PROBLEM DETAILS: In the data below, find every line with the string "type" and pull it out.

EXTRACTED ENTRIES:
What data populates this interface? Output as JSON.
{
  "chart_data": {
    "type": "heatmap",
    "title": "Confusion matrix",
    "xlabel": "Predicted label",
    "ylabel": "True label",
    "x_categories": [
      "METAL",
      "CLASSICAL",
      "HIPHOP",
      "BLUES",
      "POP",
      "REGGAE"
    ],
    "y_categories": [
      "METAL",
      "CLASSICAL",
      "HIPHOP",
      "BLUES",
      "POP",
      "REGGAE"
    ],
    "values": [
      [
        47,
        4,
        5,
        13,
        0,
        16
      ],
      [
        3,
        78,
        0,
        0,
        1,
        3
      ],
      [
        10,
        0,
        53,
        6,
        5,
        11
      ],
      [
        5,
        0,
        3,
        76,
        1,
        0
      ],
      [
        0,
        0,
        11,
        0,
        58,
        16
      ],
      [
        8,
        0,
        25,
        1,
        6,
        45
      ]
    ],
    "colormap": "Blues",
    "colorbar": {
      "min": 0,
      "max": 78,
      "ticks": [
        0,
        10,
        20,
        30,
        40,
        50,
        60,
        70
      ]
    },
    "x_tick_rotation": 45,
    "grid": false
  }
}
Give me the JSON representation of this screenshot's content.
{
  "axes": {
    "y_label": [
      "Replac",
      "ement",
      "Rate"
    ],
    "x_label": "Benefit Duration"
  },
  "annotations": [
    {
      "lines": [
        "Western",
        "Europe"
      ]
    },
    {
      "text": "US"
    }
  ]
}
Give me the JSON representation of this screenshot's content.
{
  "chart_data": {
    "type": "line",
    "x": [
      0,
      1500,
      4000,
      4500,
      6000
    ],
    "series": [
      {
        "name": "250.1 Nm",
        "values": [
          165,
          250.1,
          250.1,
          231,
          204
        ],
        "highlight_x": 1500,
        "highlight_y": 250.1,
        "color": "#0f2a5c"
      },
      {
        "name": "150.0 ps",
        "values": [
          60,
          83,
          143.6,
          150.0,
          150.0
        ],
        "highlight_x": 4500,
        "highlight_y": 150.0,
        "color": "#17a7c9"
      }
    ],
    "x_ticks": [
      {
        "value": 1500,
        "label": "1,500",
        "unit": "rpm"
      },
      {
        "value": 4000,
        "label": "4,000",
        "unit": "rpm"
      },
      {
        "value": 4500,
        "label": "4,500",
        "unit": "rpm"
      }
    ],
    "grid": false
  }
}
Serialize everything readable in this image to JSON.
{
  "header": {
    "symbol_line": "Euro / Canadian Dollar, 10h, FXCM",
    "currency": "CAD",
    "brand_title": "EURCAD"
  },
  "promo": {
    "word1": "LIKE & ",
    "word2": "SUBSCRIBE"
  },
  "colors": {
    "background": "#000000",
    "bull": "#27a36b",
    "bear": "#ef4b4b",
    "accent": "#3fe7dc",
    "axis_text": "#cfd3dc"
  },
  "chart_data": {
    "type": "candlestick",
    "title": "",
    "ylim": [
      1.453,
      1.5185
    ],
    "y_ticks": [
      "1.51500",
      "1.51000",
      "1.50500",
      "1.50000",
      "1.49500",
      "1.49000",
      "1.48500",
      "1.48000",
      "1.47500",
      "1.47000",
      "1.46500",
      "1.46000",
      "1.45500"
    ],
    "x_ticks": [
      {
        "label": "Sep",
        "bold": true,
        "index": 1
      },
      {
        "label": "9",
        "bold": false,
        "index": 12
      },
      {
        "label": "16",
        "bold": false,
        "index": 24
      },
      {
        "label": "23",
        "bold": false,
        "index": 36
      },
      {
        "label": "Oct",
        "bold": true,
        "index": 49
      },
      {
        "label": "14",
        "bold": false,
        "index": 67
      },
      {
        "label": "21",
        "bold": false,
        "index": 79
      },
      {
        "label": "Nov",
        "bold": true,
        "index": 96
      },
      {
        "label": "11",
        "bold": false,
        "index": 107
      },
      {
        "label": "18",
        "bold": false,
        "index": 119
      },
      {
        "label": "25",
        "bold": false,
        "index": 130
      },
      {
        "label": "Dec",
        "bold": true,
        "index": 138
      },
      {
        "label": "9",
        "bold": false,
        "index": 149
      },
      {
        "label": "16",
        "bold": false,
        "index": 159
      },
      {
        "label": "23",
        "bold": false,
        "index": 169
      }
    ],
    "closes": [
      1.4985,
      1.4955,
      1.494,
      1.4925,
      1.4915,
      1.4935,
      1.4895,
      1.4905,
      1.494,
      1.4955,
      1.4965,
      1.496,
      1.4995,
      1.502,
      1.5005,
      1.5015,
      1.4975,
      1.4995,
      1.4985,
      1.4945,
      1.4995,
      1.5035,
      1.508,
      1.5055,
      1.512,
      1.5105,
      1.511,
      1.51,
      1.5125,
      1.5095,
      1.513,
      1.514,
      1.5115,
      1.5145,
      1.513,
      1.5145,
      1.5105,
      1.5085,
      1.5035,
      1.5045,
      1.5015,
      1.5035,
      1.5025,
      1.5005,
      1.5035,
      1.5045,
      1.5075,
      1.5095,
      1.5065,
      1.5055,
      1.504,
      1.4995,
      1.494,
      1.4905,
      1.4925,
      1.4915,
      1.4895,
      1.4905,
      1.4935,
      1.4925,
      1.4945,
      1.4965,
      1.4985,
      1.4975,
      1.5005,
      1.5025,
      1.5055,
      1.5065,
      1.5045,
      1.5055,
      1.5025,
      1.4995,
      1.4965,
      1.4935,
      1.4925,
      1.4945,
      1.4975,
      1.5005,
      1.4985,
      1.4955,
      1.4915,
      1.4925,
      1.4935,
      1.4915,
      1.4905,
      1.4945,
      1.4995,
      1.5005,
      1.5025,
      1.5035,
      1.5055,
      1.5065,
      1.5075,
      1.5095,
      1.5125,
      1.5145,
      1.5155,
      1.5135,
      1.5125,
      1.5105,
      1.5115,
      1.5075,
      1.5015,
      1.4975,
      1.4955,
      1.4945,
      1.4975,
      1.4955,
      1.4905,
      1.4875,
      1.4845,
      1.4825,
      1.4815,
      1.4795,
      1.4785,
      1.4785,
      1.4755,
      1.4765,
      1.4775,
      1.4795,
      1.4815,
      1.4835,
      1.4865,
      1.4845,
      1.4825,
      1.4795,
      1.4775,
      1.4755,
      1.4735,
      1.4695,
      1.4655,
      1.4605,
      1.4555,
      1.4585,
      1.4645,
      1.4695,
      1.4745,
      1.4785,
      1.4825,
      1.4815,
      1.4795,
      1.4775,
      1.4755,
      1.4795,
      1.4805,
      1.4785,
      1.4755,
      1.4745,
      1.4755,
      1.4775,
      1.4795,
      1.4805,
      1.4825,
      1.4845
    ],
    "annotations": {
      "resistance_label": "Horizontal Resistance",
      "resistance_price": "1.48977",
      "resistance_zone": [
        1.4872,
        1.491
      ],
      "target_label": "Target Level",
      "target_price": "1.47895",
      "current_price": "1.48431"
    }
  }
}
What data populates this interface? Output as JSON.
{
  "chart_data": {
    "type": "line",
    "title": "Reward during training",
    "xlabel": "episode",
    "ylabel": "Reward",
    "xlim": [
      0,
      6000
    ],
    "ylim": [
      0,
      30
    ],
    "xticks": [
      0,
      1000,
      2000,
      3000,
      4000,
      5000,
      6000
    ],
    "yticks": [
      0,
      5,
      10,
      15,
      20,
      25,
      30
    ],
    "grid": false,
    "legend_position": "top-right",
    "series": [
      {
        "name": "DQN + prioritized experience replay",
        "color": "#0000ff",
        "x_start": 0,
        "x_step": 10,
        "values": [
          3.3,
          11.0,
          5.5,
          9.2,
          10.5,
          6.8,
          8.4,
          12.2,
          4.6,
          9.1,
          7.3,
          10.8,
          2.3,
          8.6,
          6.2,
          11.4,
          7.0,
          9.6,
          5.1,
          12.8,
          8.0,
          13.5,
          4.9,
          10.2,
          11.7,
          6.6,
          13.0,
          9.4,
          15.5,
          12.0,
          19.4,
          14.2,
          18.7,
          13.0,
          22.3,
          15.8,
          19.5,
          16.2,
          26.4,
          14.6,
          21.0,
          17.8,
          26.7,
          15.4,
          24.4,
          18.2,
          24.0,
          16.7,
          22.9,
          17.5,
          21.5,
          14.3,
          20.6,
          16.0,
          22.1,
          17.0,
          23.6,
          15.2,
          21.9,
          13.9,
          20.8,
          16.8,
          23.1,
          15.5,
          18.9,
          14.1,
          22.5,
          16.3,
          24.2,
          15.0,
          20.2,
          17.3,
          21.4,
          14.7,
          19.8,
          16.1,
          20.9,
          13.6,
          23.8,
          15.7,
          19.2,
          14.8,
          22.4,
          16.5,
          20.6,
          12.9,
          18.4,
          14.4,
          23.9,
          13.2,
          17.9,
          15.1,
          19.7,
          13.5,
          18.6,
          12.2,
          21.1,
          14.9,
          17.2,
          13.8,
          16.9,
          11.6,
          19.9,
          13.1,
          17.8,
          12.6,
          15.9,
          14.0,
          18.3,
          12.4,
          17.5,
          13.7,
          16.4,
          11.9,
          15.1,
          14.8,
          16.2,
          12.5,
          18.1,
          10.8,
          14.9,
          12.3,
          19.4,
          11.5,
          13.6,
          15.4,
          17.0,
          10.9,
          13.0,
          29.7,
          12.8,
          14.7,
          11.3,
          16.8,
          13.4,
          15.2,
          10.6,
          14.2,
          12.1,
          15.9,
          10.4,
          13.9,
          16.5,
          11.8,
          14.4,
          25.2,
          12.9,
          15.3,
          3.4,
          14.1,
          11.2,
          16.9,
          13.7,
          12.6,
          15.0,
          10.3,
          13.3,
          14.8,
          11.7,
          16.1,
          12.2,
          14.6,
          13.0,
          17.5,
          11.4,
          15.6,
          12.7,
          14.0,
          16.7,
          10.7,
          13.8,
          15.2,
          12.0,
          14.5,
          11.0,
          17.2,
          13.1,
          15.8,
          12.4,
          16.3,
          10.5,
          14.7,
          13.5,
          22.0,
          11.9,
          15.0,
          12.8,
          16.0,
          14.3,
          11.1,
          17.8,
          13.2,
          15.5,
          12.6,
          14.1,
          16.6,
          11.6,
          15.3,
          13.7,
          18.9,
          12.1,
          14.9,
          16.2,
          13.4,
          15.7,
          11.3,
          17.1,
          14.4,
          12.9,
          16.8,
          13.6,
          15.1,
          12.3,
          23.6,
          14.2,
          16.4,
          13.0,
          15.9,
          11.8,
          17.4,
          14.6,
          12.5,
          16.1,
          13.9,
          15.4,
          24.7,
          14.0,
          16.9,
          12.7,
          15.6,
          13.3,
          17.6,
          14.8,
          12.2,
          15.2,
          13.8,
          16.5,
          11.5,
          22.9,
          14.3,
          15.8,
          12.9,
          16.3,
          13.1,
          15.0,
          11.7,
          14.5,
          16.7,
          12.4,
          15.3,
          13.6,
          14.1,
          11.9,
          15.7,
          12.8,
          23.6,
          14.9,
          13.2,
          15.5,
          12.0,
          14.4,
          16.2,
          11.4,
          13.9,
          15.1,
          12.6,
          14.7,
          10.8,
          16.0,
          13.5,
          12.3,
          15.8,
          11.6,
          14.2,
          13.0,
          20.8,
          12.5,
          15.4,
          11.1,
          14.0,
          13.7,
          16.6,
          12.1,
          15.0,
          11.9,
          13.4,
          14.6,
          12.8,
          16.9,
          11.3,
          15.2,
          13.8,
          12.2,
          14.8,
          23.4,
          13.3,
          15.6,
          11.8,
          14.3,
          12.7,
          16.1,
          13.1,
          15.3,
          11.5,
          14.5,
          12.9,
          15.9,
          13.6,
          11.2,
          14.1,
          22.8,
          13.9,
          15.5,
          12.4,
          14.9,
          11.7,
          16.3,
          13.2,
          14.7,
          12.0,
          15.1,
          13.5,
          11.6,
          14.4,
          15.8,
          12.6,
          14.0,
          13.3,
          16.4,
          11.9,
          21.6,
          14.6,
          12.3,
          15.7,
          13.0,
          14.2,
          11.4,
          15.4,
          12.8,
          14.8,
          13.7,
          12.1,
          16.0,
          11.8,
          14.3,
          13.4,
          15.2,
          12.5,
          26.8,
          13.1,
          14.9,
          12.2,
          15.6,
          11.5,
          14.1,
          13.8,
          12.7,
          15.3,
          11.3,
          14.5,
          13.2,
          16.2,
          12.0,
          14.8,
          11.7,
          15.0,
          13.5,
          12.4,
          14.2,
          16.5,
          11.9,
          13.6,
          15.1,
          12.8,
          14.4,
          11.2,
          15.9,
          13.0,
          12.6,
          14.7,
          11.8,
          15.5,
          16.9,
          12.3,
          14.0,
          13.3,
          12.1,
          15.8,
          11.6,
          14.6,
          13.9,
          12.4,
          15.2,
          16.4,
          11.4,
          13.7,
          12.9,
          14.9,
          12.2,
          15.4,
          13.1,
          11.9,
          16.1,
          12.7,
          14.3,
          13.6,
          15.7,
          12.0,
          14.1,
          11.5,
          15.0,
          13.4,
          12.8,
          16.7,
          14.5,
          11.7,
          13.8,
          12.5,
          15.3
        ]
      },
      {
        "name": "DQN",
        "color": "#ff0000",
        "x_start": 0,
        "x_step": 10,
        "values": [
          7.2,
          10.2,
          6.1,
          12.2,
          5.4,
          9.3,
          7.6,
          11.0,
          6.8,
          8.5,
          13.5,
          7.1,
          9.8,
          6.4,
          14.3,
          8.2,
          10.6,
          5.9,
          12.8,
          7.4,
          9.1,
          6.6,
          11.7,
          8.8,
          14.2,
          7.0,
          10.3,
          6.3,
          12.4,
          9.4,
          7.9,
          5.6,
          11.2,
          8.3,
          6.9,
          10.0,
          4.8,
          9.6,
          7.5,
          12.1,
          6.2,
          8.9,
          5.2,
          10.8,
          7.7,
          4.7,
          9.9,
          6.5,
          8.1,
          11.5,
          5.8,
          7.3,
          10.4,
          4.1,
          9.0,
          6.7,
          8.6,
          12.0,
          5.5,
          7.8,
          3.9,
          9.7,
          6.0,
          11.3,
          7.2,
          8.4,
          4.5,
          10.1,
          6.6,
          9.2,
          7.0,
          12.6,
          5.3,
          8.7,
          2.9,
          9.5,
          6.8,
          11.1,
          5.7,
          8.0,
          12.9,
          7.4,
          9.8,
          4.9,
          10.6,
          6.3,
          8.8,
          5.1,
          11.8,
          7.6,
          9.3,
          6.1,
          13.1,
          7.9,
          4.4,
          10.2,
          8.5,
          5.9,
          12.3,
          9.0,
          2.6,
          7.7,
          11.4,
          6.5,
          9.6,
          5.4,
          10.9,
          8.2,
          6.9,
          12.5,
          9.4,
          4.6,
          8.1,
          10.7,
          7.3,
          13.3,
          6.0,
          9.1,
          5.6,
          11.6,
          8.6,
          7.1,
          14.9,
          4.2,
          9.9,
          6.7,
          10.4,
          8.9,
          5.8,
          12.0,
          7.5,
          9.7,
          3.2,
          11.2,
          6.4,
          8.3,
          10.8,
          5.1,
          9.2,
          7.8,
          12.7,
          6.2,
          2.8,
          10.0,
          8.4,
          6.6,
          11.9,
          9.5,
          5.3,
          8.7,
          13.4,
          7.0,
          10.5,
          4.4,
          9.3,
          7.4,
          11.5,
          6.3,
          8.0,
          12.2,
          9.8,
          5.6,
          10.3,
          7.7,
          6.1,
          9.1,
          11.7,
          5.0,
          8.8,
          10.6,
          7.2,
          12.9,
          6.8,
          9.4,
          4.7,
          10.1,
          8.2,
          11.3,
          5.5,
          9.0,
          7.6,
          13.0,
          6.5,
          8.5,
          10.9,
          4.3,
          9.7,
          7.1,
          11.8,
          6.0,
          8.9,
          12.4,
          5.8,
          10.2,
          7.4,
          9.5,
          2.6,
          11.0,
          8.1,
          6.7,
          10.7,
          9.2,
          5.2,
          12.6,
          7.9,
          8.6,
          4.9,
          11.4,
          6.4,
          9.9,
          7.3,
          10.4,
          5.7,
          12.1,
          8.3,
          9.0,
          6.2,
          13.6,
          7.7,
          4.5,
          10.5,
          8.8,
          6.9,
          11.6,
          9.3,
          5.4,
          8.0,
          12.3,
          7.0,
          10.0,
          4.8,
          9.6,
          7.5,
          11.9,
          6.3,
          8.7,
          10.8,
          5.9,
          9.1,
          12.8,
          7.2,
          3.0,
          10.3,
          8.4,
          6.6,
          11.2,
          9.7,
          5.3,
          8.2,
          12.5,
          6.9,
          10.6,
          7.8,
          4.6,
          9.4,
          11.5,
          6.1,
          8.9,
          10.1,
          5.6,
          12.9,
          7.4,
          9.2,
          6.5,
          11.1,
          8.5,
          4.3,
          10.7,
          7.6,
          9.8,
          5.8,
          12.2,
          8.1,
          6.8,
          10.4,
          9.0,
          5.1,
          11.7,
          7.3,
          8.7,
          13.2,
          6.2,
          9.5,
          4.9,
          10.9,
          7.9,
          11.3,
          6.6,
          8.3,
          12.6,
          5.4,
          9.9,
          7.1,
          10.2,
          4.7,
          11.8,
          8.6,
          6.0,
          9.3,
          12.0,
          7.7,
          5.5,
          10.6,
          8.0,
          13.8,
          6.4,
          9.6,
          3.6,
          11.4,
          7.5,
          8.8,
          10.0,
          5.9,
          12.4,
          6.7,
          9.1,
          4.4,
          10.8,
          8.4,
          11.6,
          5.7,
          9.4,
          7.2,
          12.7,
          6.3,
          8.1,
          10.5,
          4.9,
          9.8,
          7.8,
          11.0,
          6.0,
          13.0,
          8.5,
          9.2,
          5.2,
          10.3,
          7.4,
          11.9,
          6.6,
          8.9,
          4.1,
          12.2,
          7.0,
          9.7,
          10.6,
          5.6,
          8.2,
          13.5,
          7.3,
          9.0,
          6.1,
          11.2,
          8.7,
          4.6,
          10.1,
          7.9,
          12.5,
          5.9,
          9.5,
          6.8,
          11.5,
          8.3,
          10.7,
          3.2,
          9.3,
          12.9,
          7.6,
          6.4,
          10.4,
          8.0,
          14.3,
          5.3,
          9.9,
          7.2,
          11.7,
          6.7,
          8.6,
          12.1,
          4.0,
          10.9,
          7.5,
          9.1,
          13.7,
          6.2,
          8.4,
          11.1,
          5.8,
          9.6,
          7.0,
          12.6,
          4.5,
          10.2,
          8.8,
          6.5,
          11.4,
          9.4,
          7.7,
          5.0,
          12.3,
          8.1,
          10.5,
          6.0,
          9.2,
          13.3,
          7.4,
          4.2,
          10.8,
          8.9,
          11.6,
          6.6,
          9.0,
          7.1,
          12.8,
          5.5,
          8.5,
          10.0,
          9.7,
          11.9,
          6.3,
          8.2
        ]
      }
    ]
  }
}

TASK SOLUTION:
    "type": "heatmap",
    "type": "line",
    "type": "candlestick",
    "type": "line",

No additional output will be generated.